__WHAT TO DO__.
Find the lines that hold the word "требования" and return them.

Collection entries
********************
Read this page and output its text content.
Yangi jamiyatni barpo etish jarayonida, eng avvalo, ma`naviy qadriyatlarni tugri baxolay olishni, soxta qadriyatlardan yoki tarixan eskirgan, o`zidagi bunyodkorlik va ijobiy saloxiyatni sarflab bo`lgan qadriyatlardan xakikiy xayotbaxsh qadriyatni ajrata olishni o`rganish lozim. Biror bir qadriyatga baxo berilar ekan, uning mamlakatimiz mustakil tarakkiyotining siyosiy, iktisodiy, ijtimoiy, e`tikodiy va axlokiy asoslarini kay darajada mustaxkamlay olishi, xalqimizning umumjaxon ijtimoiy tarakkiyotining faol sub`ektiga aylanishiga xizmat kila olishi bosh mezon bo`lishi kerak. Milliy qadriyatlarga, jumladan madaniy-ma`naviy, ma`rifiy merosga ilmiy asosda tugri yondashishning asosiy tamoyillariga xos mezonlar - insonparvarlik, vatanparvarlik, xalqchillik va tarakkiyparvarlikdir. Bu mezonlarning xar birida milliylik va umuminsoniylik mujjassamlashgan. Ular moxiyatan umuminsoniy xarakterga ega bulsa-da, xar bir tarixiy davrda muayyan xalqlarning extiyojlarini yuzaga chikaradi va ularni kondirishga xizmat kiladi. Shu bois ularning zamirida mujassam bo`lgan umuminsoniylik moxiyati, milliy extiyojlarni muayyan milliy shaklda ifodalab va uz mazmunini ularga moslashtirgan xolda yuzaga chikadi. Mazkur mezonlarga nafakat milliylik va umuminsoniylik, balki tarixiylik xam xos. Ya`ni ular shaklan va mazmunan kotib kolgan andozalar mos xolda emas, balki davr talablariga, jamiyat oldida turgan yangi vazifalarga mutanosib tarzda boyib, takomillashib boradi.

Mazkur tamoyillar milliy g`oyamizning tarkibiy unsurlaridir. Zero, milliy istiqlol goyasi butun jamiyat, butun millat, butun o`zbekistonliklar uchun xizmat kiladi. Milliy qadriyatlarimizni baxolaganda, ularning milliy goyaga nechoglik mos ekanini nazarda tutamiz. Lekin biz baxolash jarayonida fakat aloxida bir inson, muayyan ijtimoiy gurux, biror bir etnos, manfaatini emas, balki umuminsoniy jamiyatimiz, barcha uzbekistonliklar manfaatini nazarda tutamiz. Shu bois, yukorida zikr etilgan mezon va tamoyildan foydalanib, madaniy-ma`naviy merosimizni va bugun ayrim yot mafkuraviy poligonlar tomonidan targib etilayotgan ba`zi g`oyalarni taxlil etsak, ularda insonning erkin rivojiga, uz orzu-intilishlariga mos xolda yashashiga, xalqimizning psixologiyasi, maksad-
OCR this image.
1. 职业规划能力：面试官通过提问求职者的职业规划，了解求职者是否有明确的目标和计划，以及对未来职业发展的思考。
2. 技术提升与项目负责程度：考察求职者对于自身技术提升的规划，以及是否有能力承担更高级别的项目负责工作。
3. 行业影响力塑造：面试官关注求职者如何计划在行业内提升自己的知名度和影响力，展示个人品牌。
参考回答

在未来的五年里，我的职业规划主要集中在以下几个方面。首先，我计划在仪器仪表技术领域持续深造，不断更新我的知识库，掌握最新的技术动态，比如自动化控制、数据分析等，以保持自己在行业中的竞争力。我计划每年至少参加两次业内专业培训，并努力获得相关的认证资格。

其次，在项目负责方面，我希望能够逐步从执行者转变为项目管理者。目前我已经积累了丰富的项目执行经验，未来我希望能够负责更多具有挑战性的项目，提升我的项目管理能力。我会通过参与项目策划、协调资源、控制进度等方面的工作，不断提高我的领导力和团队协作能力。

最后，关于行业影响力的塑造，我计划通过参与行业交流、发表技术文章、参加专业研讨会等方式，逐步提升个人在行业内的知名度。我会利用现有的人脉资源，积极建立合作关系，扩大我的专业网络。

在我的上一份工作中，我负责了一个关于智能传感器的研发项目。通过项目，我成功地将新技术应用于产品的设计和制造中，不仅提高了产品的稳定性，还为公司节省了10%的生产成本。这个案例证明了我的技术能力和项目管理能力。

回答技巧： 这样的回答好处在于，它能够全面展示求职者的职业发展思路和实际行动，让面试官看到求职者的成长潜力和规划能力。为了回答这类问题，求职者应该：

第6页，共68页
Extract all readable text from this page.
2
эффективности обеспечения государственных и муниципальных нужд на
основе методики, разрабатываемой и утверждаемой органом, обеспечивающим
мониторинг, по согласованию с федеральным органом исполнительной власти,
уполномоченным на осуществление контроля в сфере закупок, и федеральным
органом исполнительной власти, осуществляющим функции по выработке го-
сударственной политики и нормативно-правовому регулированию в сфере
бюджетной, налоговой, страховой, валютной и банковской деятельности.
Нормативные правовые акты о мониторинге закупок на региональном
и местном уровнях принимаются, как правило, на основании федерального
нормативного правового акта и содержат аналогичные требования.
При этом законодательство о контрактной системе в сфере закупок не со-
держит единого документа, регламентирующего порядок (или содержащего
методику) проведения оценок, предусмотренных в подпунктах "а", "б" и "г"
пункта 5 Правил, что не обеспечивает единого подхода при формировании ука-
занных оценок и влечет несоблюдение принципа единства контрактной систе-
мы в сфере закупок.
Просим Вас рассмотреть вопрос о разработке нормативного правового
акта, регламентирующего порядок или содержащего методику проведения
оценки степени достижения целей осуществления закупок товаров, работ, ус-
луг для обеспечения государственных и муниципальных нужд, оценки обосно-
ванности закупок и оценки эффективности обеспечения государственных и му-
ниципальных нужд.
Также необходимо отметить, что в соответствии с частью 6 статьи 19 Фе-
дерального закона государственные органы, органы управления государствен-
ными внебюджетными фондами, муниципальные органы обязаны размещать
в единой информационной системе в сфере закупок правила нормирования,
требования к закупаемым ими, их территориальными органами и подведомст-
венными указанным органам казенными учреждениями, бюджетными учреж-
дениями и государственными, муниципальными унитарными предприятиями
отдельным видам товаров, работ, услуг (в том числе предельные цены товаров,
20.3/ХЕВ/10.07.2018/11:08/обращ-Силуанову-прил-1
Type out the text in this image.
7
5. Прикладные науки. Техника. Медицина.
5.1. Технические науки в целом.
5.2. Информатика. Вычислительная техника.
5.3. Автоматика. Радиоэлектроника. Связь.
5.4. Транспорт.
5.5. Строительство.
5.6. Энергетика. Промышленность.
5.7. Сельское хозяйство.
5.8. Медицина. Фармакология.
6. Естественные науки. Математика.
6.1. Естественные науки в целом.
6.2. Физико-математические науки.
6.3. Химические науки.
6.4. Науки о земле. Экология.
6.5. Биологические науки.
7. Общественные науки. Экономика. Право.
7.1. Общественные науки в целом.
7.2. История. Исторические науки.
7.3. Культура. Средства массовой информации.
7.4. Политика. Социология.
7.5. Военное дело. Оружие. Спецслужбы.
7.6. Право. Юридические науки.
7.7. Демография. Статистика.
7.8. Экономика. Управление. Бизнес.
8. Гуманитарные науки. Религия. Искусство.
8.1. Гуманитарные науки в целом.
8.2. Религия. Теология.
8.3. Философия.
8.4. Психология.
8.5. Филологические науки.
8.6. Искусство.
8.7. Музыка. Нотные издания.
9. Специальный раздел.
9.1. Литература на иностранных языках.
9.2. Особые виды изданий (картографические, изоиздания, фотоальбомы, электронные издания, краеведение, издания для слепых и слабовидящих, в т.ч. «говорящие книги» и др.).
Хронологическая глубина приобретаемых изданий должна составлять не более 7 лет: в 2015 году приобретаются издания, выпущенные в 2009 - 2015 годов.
********************
__RESULT__.
нормативного правового акта и содержат аналогичные требования.
требования к закупаемым ими, их территориальными органами и подведомст-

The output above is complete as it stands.